▶ _Work to be completed_
Type out the material below exactly.

>>>>

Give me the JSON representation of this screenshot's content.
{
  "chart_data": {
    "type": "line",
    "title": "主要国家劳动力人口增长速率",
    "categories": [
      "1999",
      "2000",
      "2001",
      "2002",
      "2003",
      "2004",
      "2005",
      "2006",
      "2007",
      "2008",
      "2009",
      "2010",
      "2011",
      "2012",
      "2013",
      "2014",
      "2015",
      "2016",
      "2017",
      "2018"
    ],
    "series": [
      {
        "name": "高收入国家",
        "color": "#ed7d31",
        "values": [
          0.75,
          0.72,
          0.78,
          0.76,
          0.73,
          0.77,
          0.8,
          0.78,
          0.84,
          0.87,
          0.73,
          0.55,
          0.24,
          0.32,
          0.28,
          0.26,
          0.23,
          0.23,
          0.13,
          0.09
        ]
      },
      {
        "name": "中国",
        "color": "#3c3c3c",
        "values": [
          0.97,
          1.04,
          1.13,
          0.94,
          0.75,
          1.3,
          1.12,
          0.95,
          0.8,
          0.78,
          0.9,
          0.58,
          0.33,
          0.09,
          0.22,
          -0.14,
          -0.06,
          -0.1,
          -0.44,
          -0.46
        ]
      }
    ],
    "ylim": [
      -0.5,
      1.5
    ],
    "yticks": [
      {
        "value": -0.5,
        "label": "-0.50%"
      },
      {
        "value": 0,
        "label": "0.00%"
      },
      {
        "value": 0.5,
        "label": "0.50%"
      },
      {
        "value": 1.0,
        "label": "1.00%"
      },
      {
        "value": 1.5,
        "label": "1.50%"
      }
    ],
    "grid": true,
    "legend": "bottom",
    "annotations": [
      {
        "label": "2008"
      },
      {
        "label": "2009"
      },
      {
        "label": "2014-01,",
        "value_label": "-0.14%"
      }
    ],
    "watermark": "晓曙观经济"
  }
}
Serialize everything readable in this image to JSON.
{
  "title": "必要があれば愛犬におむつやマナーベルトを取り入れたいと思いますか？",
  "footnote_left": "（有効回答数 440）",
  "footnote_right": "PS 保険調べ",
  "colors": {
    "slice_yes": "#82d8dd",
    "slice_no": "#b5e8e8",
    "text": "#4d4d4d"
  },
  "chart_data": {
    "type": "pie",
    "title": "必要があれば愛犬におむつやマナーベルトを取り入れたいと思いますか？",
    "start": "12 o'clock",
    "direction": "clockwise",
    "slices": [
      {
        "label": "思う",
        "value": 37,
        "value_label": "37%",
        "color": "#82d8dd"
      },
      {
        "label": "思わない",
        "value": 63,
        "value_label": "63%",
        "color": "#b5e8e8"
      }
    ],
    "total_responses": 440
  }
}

<<<<

▶ _Task result_
Give me the JSON representation of this screenshot's content.
{
  "chart_data": {
    "type": "line",
    "title": "主要国家劳动力人口增长速率",
    "categories": [
      "1999",
      "2000",
      "2001",
      "2002",
      "2003",
      "2004",
      "2005",
      "2006",
      "2007",
      "2008",
      "2009",
      "2010",
      "2011",
      "2012",
      "2013",
      "2014",
      "2015",
      "2016",
      "2017",
      "2018"
    ],
    "series": [
      {
        "name": "高收入国家",
        "color": "#ed7d31",
        "values": [
          0.75,
          0.72,
          0.78,
          0.76,
          0.73,
          0.77,
          0.8,
          0.78,
          0.84,
          0.87,
          0.73,
          0.55,
          0.24,
          0.32,
          0.28,
          0.26,
          0.23,
          0.23,
          0.13,
          0.09
        ]
      },
      {
        "name": "中国",
        "color": "#3c3c3c",
        "values": [
          0.97,
          1.04,
          1.13,
          0.94,
          0.75,
          1.3,
          1.12,
          0.95,
          0.8,
          0.78,
          0.9,
          0.58,
          0.33,
          0.09,
          0.22,
          -0.14,
          -0.06,
          -0.1,
          -0.44,
          -0.46
        ]
      }
    ],
    "ylim": [
      -0.5,
      1.5
    ],
    "yticks": [
      {
        "value": -0.5,
        "label": "-0.50%"
      },
      {
        "value": 0,
        "label": "0.00%"
      },
      {
        "value": 0.5,
        "label": "0.50%"
      },
      {
        "value": 1.0,
        "label": "1.00%"
      },
      {
        "value": 1.5,
        "label": "1.50%"
      }
    ],
    "grid": true,
    "legend": "bottom",
    "annotations": [
      {
        "label": "2008"
      },
      {
        "label": "2009"
      },
      {
        "label": "2014-01,",
        "value_label": "-0.14%"
      }
    ],
    "watermark": "晓曙观经济"
  }
}
Serialize everything readable in this image to JSON.
{
  "title": "必要があれば愛犬におむつやマナーベルトを取り入れたいと思いますか？",
  "footnote_left": "（有効回答数 440）",
  "footnote_right": "PS 保険調べ",
  "colors": {
    "slice_yes": "#82d8dd",
    "slice_no": "#b5e8e8",
    "text": "#4d4d4d"
  },
  "chart_data": {
    "type": "pie",
    "title": "必要があれば愛犬におむつやマナーベルトを取り入れたいと思いますか？",
    "start": "12 o'clock",
    "direction": "clockwise",
    "slices": [
      {
        "label": "思う",
        "value": 37,
        "value_label": "37%",
        "color": "#82d8dd"
      },
      {
        "label": "思わない",
        "value": 63,
        "value_label": "63%",
        "color": "#b5e8e8"
      }
    ],
    "total_responses": 440
  }
}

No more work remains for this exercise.